=== Instruction ===
Give the data below again exactly as written, without its pictures.

=== Records provided ===

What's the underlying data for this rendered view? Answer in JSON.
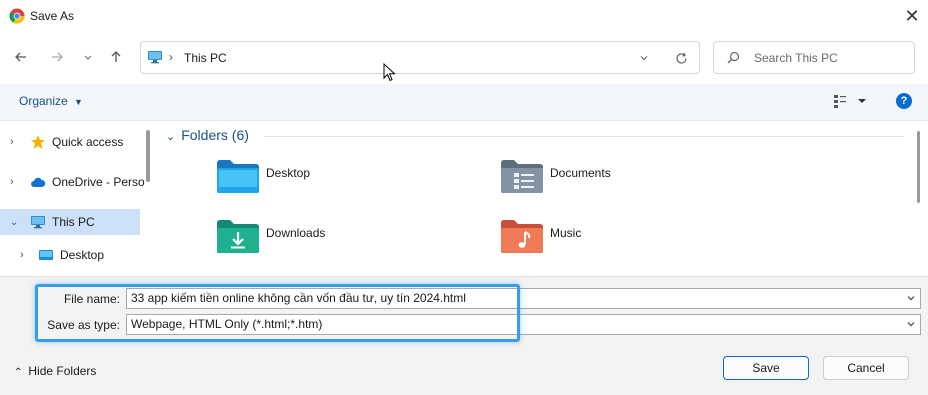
{
  "window": {
    "title": "Save As"
  },
  "address_bar": {
    "location": "This PC"
  },
  "search": {
    "placeholder": "Search This PC"
  },
  "toolbar": {
    "organize_label": "Organize",
    "help_label": "?"
  },
  "sidebar": {
    "items": [
      {
        "label": "Quick access",
        "icon": "star-icon"
      },
      {
        "label": "OneDrive - Perso",
        "icon": "cloud-icon"
      },
      {
        "label": "This PC",
        "icon": "computer-icon",
        "selected": true
      },
      {
        "label": "Desktop",
        "icon": "desktop-folder-icon"
      }
    ]
  },
  "content": {
    "group_header": "Folders (6)",
    "folders": [
      {
        "name": "Desktop",
        "icon": "desktop-folder-icon"
      },
      {
        "name": "Documents",
        "icon": "documents-folder-icon"
      },
      {
        "name": "Downloads",
        "icon": "downloads-folder-icon"
      },
      {
        "name": "Music",
        "icon": "music-folder-icon"
      }
    ]
  },
  "form": {
    "file_name_label": "File name:",
    "file_name_value": "33 app kiếm tiền online không cần vốn đầu tư, uy tín 2024.html",
    "save_type_label": "Save as type:",
    "save_type_value": "Webpage, HTML Only (*.html;*.htm)"
  },
  "footer": {
    "hide_folders_label": "Hide Folders",
    "save_label": "Save",
    "cancel_label": "Cancel"
  },
  "colors": {
    "accent": "#0a6ad2",
    "highlight": "#3a9de8",
    "selection": "#cce0f7"
  }
}
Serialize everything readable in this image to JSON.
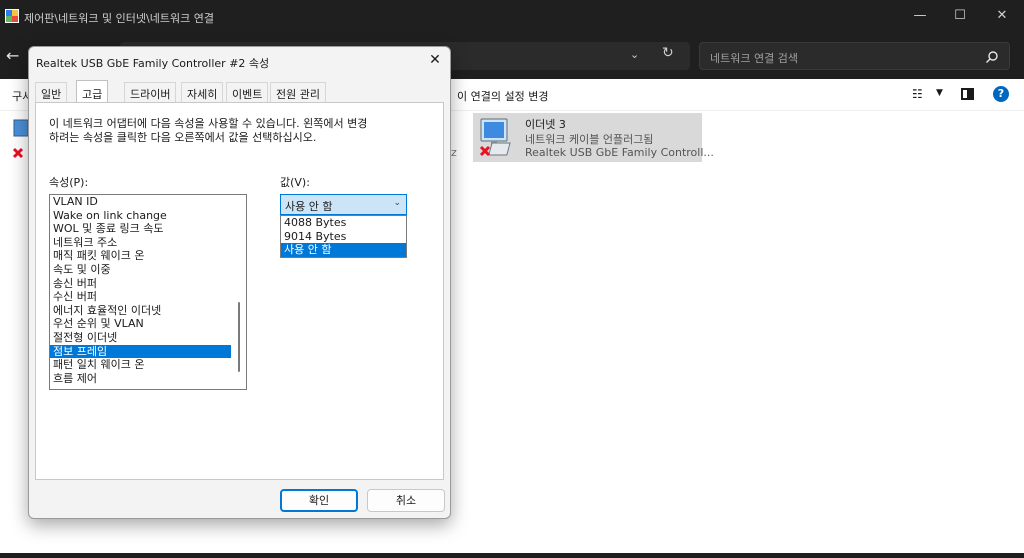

=== Response to this task ===
What's the underlying data for this rendered view? Answer in JSON.
{
  "window": {
    "title": "Save As"
  },
  "address_bar": {
    "location": "This PC"
  },
  "search": {
    "placeholder": "Search This PC"
  },
  "toolbar": {
    "organize_label": "Organize",
    "help_label": "?"
  },
  "sidebar": {
    "items": [
      {
        "label": "Quick access",
        "icon": "star-icon"
      },
      {
        "label": "OneDrive - Perso",
        "icon": "cloud-icon"
      },
      {
        "label": "This PC",
        "icon": "computer-icon",
        "selected": true
      },
      {
        "label": "Desktop",
        "icon": "desktop-folder-icon"
      }
    ]
  },
  "content": {
    "group_header": "Folders (6)",
    "folders": [
      {
        "name": "Desktop",
        "icon": "desktop-folder-icon"
      },
      {
        "name": "Documents",
        "icon": "documents-folder-icon"
      },
      {
        "name": "Downloads",
        "icon": "downloads-folder-icon"
      },
      {
        "name": "Music",
        "icon": "music-folder-icon"
      }
    ]
  },
  "form": {
    "file_name_label": "File name:",
    "file_name_value": "33 app kiếm tiền online không cần vốn đầu tư, uy tín 2024.html",
    "save_type_label": "Save as type:",
    "save_type_value": "Webpage, HTML Only (*.html;*.htm)"
  },
  "footer": {
    "hide_folders_label": "Hide Folders",
    "save_label": "Save",
    "cancel_label": "Cancel"
  },
  "colors": {
    "accent": "#0a6ad2",
    "highlight": "#3a9de8",
    "selection": "#cce0f7"
  }
}
Serialize everything readable in this image to JSON.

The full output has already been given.